### Entries provided:
____________________
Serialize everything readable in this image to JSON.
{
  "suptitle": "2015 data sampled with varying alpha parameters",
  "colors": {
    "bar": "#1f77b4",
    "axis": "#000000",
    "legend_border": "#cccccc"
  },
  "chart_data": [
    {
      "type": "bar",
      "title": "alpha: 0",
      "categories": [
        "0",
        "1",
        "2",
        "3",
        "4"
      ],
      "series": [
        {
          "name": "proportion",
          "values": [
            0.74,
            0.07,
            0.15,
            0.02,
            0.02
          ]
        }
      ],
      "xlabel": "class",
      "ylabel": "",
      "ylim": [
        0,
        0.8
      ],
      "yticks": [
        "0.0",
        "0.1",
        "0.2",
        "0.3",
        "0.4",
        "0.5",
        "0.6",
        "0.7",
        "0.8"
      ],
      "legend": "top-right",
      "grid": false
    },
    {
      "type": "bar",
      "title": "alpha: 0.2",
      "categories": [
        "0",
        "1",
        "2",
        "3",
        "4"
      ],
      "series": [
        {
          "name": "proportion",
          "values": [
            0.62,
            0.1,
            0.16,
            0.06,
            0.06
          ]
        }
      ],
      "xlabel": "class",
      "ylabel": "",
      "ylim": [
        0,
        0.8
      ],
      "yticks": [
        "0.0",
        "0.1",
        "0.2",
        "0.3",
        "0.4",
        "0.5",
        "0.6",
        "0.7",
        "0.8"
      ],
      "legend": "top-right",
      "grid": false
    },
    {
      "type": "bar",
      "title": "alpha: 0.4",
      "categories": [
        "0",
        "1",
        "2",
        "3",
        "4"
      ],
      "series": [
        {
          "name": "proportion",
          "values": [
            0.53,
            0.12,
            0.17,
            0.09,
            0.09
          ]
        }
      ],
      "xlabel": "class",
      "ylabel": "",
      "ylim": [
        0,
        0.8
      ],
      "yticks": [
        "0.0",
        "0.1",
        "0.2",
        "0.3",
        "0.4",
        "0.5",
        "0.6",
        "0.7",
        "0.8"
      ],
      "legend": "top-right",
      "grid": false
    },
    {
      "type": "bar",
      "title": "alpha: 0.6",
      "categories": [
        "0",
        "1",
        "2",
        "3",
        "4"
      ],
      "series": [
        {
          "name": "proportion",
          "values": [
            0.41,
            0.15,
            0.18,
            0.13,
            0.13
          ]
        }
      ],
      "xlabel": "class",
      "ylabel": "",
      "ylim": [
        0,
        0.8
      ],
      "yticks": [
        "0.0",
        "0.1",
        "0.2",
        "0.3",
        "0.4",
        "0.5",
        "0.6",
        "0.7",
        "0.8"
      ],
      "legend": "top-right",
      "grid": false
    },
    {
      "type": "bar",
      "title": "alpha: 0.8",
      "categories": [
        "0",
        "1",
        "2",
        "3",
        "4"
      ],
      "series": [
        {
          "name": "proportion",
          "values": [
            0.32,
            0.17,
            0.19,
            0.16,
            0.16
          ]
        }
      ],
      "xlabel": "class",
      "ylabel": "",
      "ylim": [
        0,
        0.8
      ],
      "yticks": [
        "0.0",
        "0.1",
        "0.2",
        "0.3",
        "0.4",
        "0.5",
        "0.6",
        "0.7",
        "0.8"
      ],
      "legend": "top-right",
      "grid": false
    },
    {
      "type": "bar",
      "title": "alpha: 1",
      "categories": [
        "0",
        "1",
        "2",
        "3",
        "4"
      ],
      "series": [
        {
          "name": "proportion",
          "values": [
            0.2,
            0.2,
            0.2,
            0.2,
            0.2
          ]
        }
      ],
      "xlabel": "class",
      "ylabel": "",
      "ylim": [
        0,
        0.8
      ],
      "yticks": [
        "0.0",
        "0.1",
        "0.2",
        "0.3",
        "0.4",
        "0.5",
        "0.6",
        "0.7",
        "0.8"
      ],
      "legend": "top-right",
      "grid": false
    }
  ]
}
____________________
### Do this:
Each entry above is to be printed again exactly.

### Answer for the task:
Serialize everything readable in this image to JSON.
{
  "suptitle": "2015 data sampled with varying alpha parameters",
  "colors": {
    "bar": "#1f77b4",
    "axis": "#000000",
    "legend_border": "#cccccc"
  },
  "chart_data": [
    {
      "type": "bar",
      "title": "alpha: 0",
      "categories": [
        "0",
        "1",
        "2",
        "3",
        "4"
      ],
      "series": [
        {
          "name": "proportion",
          "values": [
            0.74,
            0.07,
            0.15,
            0.02,
            0.02
          ]
        }
      ],
      "xlabel": "class",
      "ylabel": "",
      "ylim": [
        0,
        0.8
      ],
      "yticks": [
        "0.0",
        "0.1",
        "0.2",
        "0.3",
        "0.4",
        "0.5",
        "0.6",
        "0.7",
        "0.8"
      ],
      "legend": "top-right",
      "grid": false
    },
    {
      "type": "bar",
      "title": "alpha: 0.2",
      "categories": [
        "0",
        "1",
        "2",
        "3",
        "4"
      ],
      "series": [
        {
          "name": "proportion",
          "values": [
            0.62,
            0.1,
            0.16,
            0.06,
            0.06
          ]
        }
      ],
      "xlabel": "class",
      "ylabel": "",
      "ylim": [
        0,
        0.8
      ],
      "yticks": [
        "0.0",
        "0.1",
        "0.2",
        "0.3",
        "0.4",
        "0.5",
        "0.6",
        "0.7",
        "0.8"
      ],
      "legend": "top-right",
      "grid": false
    },
    {
      "type": "bar",
      "title": "alpha: 0.4",
      "categories": [
        "0",
        "1",
        "2",
        "3",
        "4"
      ],
      "series": [
        {
          "name": "proportion",
          "values": [
            0.53,
            0.12,
            0.17,
            0.09,
            0.09
          ]
        }
      ],
      "xlabel": "class",
      "ylabel": "",
      "ylim": [
        0,
        0.8
      ],
      "yticks": [
        "0.0",
        "0.1",
        "0.2",
        "0.3",
        "0.4",
        "0.5",
        "0.6",
        "0.7",
        "0.8"
      ],
      "legend": "top-right",
      "grid": false
    },
    {
      "type": "bar",
      "title": "alpha: 0.6",
      "categories": [
        "0",
        "1",
        "2",
        "3",
        "4"
      ],
      "series": [
        {
          "name": "proportion",
          "values": [
            0.41,
            0.15,
            0.18,
            0.13,
            0.13
          ]
        }
      ],
      "xlabel": "class",
      "ylabel": "",
      "ylim": [
        0,
        0.8
      ],
      "yticks": [
        "0.0",
        "0.1",
        "0.2",
        "0.3",
        "0.4",
        "0.5",
        "0.6",
        "0.7",
        "0.8"
      ],
      "legend": "top-right",
      "grid": false
    },
    {
      "type": "bar",
      "title": "alpha: 0.8",
      "categories": [
        "0",
        "1",
        "2",
        "3",
        "4"
      ],
      "series": [
        {
          "name": "proportion",
          "values": [
            0.32,
            0.17,
            0.19,
            0.16,
            0.16
          ]
        }
      ],
      "xlabel": "class",
      "ylabel": "",
      "ylim": [
        0,
        0.8
      ],
      "yticks": [
        "0.0",
        "0.1",
        "0.2",
        "0.3",
        "0.4",
        "0.5",
        "0.6",
        "0.7",
        "0.8"
      ],
      "legend": "top-right",
      "grid": false
    },
    {
      "type": "bar",
      "title": "alpha: 1",
      "categories": [
        "0",
        "1",
        "2",
        "3",
        "4"
      ],
      "series": [
        {
          "name": "proportion",
          "values": [
            0.2,
            0.2,
            0.2,
            0.2,
            0.2
          ]
        }
      ],
      "xlabel": "class",
      "ylabel": "",
      "ylim": [
        0,
        0.8
      ],
      "yticks": [
        "0.0",
        "0.1",
        "0.2",
        "0.3",
        "0.4",
        "0.5",
        "0.6",
        "0.7",
        "0.8"
      ],
      "legend": "top-right",
      "grid": false
    }
  ]
}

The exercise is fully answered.